Problem to solve: All the records that follow need to be reproduced exactly. Omit the images.

Material:
┄┄┄┄┄┄

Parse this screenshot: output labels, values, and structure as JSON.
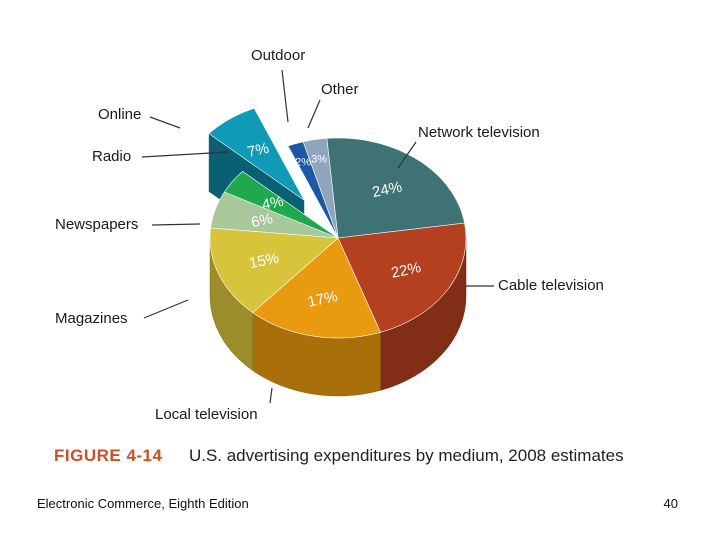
{
  "caption": {
    "figure_number": "FIGURE 4-14",
    "title": "U.S. advertising expenditures by medium, 2008 estimates"
  },
  "footer": {
    "left": "Electronic Commerce, Eighth Edition",
    "page": "40"
  },
  "chart_data": {
    "type": "pie",
    "title": "U.S. advertising expenditures by medium, 2008 estimates",
    "unit": "%",
    "slices": [
      {
        "label": "Network television",
        "value": 24,
        "value_label": "24%",
        "color": "#3f7274"
      },
      {
        "label": "Cable television",
        "value": 22,
        "value_label": "22%",
        "color": "#b5401f"
      },
      {
        "label": "Local television",
        "value": 17,
        "value_label": "17%",
        "color": "#e99a0f"
      },
      {
        "label": "Magazines",
        "value": 15,
        "value_label": "15%",
        "color": "#d8c43b"
      },
      {
        "label": "Newspapers",
        "value": 6,
        "value_label": "6%",
        "color": "#a8c79a"
      },
      {
        "label": "Radio",
        "value": 4,
        "value_label": "4%",
        "color": "#1eaa4c"
      },
      {
        "label": "Online",
        "value": 7,
        "value_label": "7%",
        "color": "#0f9bb8",
        "exploded": true
      },
      {
        "label": "Outdoor",
        "value": 2,
        "value_label": "2%",
        "color": "#1b58a6"
      },
      {
        "label": "Other",
        "value": 3,
        "value_label": "3%",
        "color": "#8da6bb"
      }
    ]
  }
}
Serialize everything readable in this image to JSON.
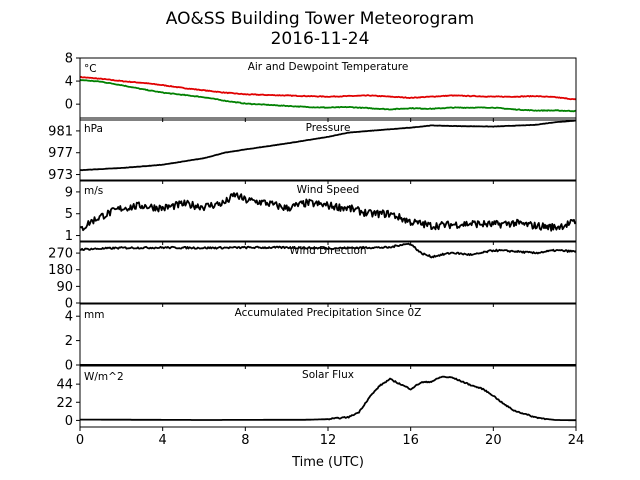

┄┄┄┄┄┄

The solution:
Parse this screenshot: output labels, values, and structure as JSON.
{
  "caption": {
    "figure_number": "FIGURE 4-14",
    "title": "U.S. advertising expenditures by medium, 2008 estimates"
  },
  "footer": {
    "left": "Electronic Commerce, Eighth Edition",
    "page": "40"
  },
  "chart_data": {
    "type": "pie",
    "title": "U.S. advertising expenditures by medium, 2008 estimates",
    "unit": "%",
    "slices": [
      {
        "label": "Network television",
        "value": 24,
        "value_label": "24%",
        "color": "#3f7274"
      },
      {
        "label": "Cable television",
        "value": 22,
        "value_label": "22%",
        "color": "#b5401f"
      },
      {
        "label": "Local television",
        "value": 17,
        "value_label": "17%",
        "color": "#e99a0f"
      },
      {
        "label": "Magazines",
        "value": 15,
        "value_label": "15%",
        "color": "#d8c43b"
      },
      {
        "label": "Newspapers",
        "value": 6,
        "value_label": "6%",
        "color": "#a8c79a"
      },
      {
        "label": "Radio",
        "value": 4,
        "value_label": "4%",
        "color": "#1eaa4c"
      },
      {
        "label": "Online",
        "value": 7,
        "value_label": "7%",
        "color": "#0f9bb8",
        "exploded": true
      },
      {
        "label": "Outdoor",
        "value": 2,
        "value_label": "2%",
        "color": "#1b58a6"
      },
      {
        "label": "Other",
        "value": 3,
        "value_label": "3%",
        "color": "#8da6bb"
      }
    ]
  }
}
Serialize everything readable in this image to JSON.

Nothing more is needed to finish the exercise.